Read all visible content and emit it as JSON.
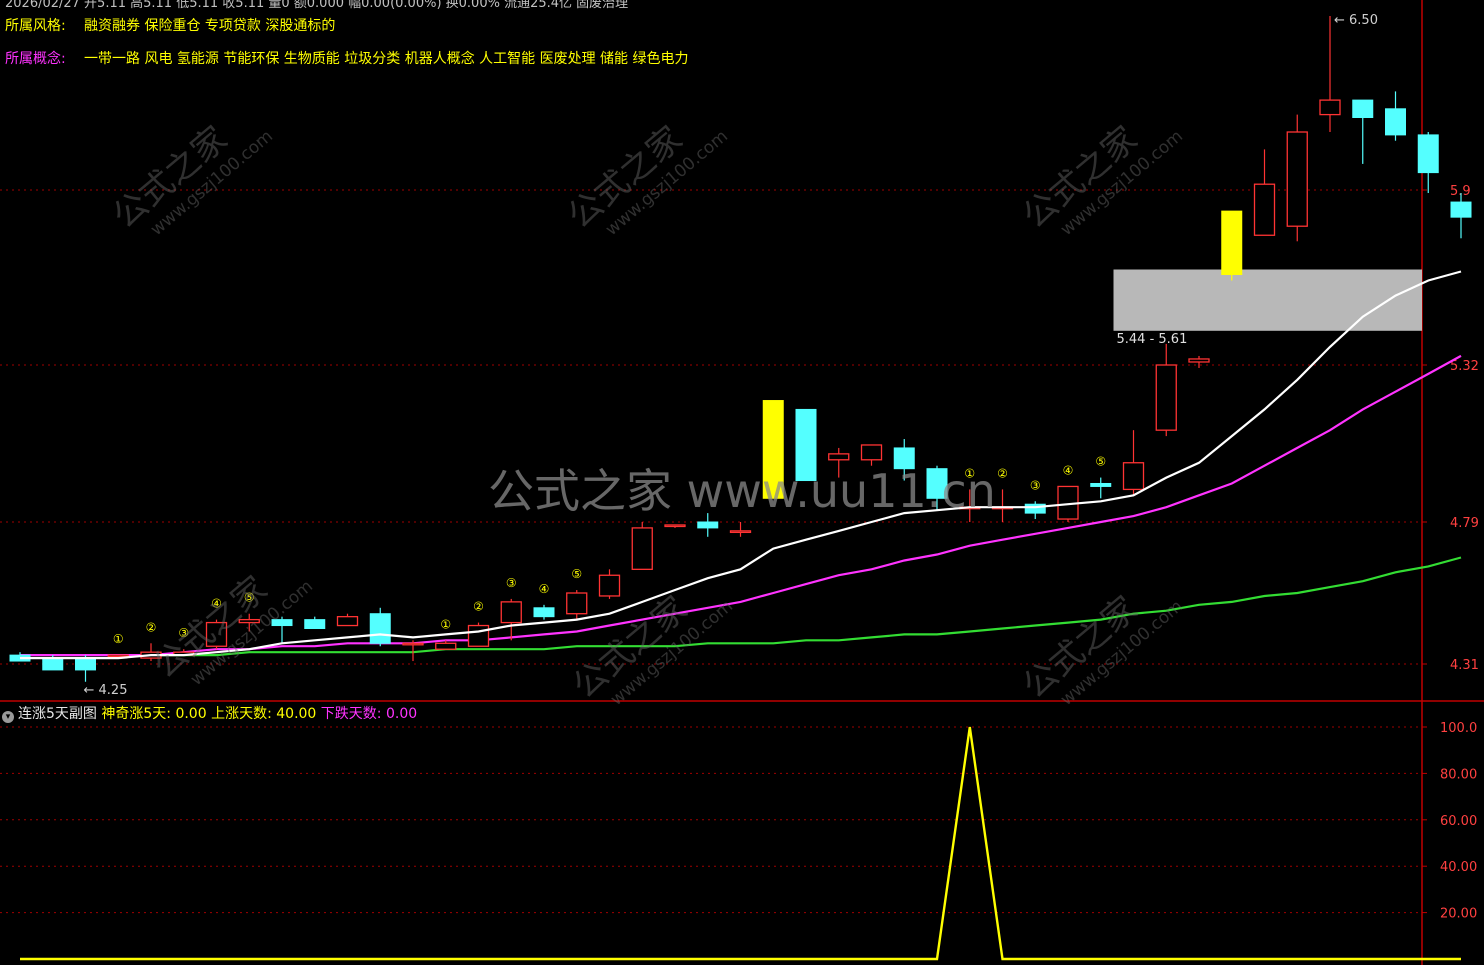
{
  "header": {
    "top_line": "2026/02/27  开5.11 高5.11 低5.11 收5.11 量0 额0.000 幅0.00(0.00%) 换0.00% 流通25.4亿 固废治理",
    "style_label": "所属风格:",
    "style_value": "融资融券 保险重仓 专项贷款 深股通标的",
    "concept_label": "所属概念:",
    "concept_value": "一带一路 风电 氢能源 节能环保 生物质能 垃圾分类 机器人概念 人工智能 医废处理 储能 绿色电力"
  },
  "watermark": {
    "center": "公式之家 www.uu11.cn",
    "diag_big": "公式之家",
    "diag_small": "www.gszj100.com"
  },
  "sub_panel": {
    "title": "连涨5天副图",
    "items": [
      {
        "label": "神奇涨5天:",
        "value": "0.00"
      },
      {
        "label": "上涨天数:",
        "value": "40.00"
      },
      {
        "label": "下跌天数:",
        "value": "0.00"
      }
    ]
  },
  "colors": {
    "up": "#ff3333",
    "down": "#54ffff",
    "highlight": "#ffff00",
    "ma_white": "#ffffff",
    "ma_magenta": "#ff33ff",
    "ma_green": "#33dd33",
    "grid": "#a00000",
    "zone": "#c8c8c8"
  },
  "chart_data": [
    {
      "type": "candlestick",
      "y_axis_ticks": [
        "5.9",
        "5.32",
        "4.79",
        "4.31"
      ],
      "ylim": [
        4.18,
        6.55
      ],
      "candles": [
        {
          "o": 4.34,
          "c": 4.32,
          "h": 4.35,
          "l": 4.32
        },
        {
          "o": 4.33,
          "c": 4.29,
          "h": 4.34,
          "l": 4.29
        },
        {
          "o": 4.33,
          "c": 4.29,
          "h": 4.34,
          "l": 4.25
        },
        {
          "o": 4.34,
          "c": 4.34,
          "h": 4.34,
          "l": 4.34
        },
        {
          "o": 4.33,
          "c": 4.35,
          "h": 4.38,
          "l": 4.32
        },
        {
          "o": 4.34,
          "c": 4.35,
          "h": 4.36,
          "l": 4.34
        },
        {
          "o": 4.37,
          "c": 4.45,
          "h": 4.46,
          "l": 4.36
        },
        {
          "o": 4.45,
          "c": 4.46,
          "h": 4.48,
          "l": 4.42
        },
        {
          "o": 4.46,
          "c": 4.44,
          "h": 4.47,
          "l": 4.38
        },
        {
          "o": 4.46,
          "c": 4.43,
          "h": 4.47,
          "l": 4.43
        },
        {
          "o": 4.44,
          "c": 4.47,
          "h": 4.48,
          "l": 4.44
        },
        {
          "o": 4.48,
          "c": 4.38,
          "h": 4.5,
          "l": 4.37
        },
        {
          "o": 4.38,
          "c": 4.38,
          "h": 4.39,
          "l": 4.32
        },
        {
          "o": 4.36,
          "c": 4.38,
          "h": 4.39,
          "l": 4.36
        },
        {
          "o": 4.37,
          "c": 4.44,
          "h": 4.45,
          "l": 4.37
        },
        {
          "o": 4.45,
          "c": 4.52,
          "h": 4.53,
          "l": 4.39
        },
        {
          "o": 4.5,
          "c": 4.47,
          "h": 4.51,
          "l": 4.46
        },
        {
          "o": 4.48,
          "c": 4.55,
          "h": 4.56,
          "l": 4.46
        },
        {
          "o": 4.54,
          "c": 4.61,
          "h": 4.63,
          "l": 4.53
        },
        {
          "o": 4.63,
          "c": 4.77,
          "h": 4.79,
          "l": 4.63
        },
        {
          "o": 4.78,
          "c": 4.78,
          "h": 4.78,
          "l": 4.77
        },
        {
          "o": 4.79,
          "c": 4.77,
          "h": 4.82,
          "l": 4.74
        },
        {
          "o": 4.76,
          "c": 4.76,
          "h": 4.79,
          "l": 4.74
        },
        {
          "o": 4.87,
          "c": 5.2,
          "h": 5.2,
          "l": 4.87,
          "hl": true
        },
        {
          "o": 5.17,
          "c": 4.93,
          "h": 5.17,
          "l": 4.93
        },
        {
          "o": 5.0,
          "c": 5.02,
          "h": 5.04,
          "l": 4.94
        },
        {
          "o": 5.0,
          "c": 5.05,
          "h": 5.05,
          "l": 4.98
        },
        {
          "o": 5.04,
          "c": 4.97,
          "h": 5.07,
          "l": 4.93
        },
        {
          "o": 4.97,
          "c": 4.87,
          "h": 4.98,
          "l": 4.83
        },
        {
          "o": 4.84,
          "c": 4.84,
          "h": 4.9,
          "l": 4.79
        },
        {
          "o": 4.84,
          "c": 4.84,
          "h": 4.9,
          "l": 4.79
        },
        {
          "o": 4.85,
          "c": 4.82,
          "h": 4.86,
          "l": 4.8
        },
        {
          "o": 4.8,
          "c": 4.91,
          "h": 4.91,
          "l": 4.79
        },
        {
          "o": 4.92,
          "c": 4.91,
          "h": 4.94,
          "l": 4.87
        },
        {
          "o": 4.9,
          "c": 4.99,
          "h": 5.1,
          "l": 4.88
        },
        {
          "o": 5.1,
          "c": 5.32,
          "h": 5.39,
          "l": 5.08
        },
        {
          "o": 5.33,
          "c": 5.34,
          "h": 5.35,
          "l": 5.31
        },
        {
          "o": 5.62,
          "c": 5.83,
          "h": 5.83,
          "l": 5.6,
          "hl": true
        },
        {
          "o": 5.75,
          "c": 5.92,
          "h": 6.04,
          "l": 5.75
        },
        {
          "o": 5.78,
          "c": 6.1,
          "h": 6.16,
          "l": 5.73
        },
        {
          "o": 6.16,
          "c": 6.21,
          "h": 6.5,
          "l": 6.1
        },
        {
          "o": 6.21,
          "c": 6.15,
          "h": 6.21,
          "l": 5.99
        },
        {
          "o": 6.18,
          "c": 6.09,
          "h": 6.24,
          "l": 6.07
        },
        {
          "o": 6.09,
          "c": 5.96,
          "h": 6.1,
          "l": 5.89
        },
        {
          "o": 5.86,
          "c": 5.81,
          "h": 5.89,
          "l": 5.74
        }
      ],
      "ma_white": [
        4.33,
        4.33,
        4.33,
        4.33,
        4.34,
        4.34,
        4.35,
        4.36,
        4.38,
        4.39,
        4.4,
        4.41,
        4.4,
        4.41,
        4.42,
        4.44,
        4.45,
        4.46,
        4.48,
        4.52,
        4.56,
        4.6,
        4.63,
        4.7,
        4.73,
        4.76,
        4.79,
        4.82,
        4.83,
        4.84,
        4.84,
        4.84,
        4.85,
        4.86,
        4.88,
        4.94,
        4.99,
        5.08,
        5.17,
        5.27,
        5.38,
        5.48,
        5.55,
        5.6,
        5.63
      ],
      "ma_magenta": [
        4.34,
        4.34,
        4.34,
        4.34,
        4.34,
        4.35,
        4.36,
        4.36,
        4.37,
        4.37,
        4.38,
        4.38,
        4.38,
        4.39,
        4.39,
        4.4,
        4.41,
        4.42,
        4.44,
        4.46,
        4.48,
        4.5,
        4.52,
        4.55,
        4.58,
        4.61,
        4.63,
        4.66,
        4.68,
        4.71,
        4.73,
        4.75,
        4.77,
        4.79,
        4.81,
        4.84,
        4.88,
        4.92,
        4.98,
        5.04,
        5.1,
        5.17,
        5.23,
        5.29,
        5.35
      ],
      "ma_green": [
        4.34,
        4.34,
        4.34,
        4.34,
        4.34,
        4.34,
        4.34,
        4.35,
        4.35,
        4.35,
        4.35,
        4.35,
        4.35,
        4.36,
        4.36,
        4.36,
        4.36,
        4.37,
        4.37,
        4.37,
        4.37,
        4.38,
        4.38,
        4.38,
        4.39,
        4.39,
        4.4,
        4.41,
        4.41,
        4.42,
        4.43,
        4.44,
        4.45,
        4.46,
        4.48,
        4.49,
        4.51,
        4.52,
        4.54,
        4.55,
        4.57,
        4.59,
        4.62,
        4.64,
        4.67
      ],
      "markers": [
        {
          "i": 3,
          "t": "①"
        },
        {
          "i": 4,
          "t": "②"
        },
        {
          "i": 5,
          "t": "③"
        },
        {
          "i": 6,
          "t": "④"
        },
        {
          "i": 7,
          "t": "⑤"
        },
        {
          "i": 13,
          "t": "①"
        },
        {
          "i": 14,
          "t": "②"
        },
        {
          "i": 15,
          "t": "③"
        },
        {
          "i": 16,
          "t": "④"
        },
        {
          "i": 17,
          "t": "⑤"
        },
        {
          "i": 29,
          "t": "①"
        },
        {
          "i": 30,
          "t": "②"
        },
        {
          "i": 31,
          "t": "③"
        },
        {
          "i": 32,
          "t": "④"
        },
        {
          "i": 33,
          "t": "⑤"
        }
      ],
      "zone": {
        "low": 5.44,
        "high": 5.61,
        "label": "5.44 - 5.61",
        "from_index": 34
      },
      "max_label": "6.50",
      "min_label": "4.25"
    },
    {
      "type": "line",
      "y_axis_ticks": [
        "100.0",
        "80.00",
        "60.00",
        "40.00",
        "20.00"
      ],
      "ylim": [
        0,
        100
      ],
      "series": [
        {
          "name": "神奇涨5天",
          "values": [
            0,
            0,
            0,
            0,
            0,
            0,
            0,
            0,
            0,
            0,
            0,
            0,
            0,
            0,
            0,
            0,
            0,
            0,
            0,
            0,
            0,
            0,
            0,
            0,
            0,
            0,
            0,
            0,
            0,
            100,
            0,
            0,
            0,
            0,
            0,
            0,
            0,
            0,
            0,
            0,
            0,
            0,
            0,
            0,
            0
          ]
        }
      ]
    }
  ]
}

Task goal: From the records above, pick out and copy each line holding the word "公式之家".

Problem solution:
    "center": "公式之家 www.uu11.cn",
    "diag_big": "公式之家",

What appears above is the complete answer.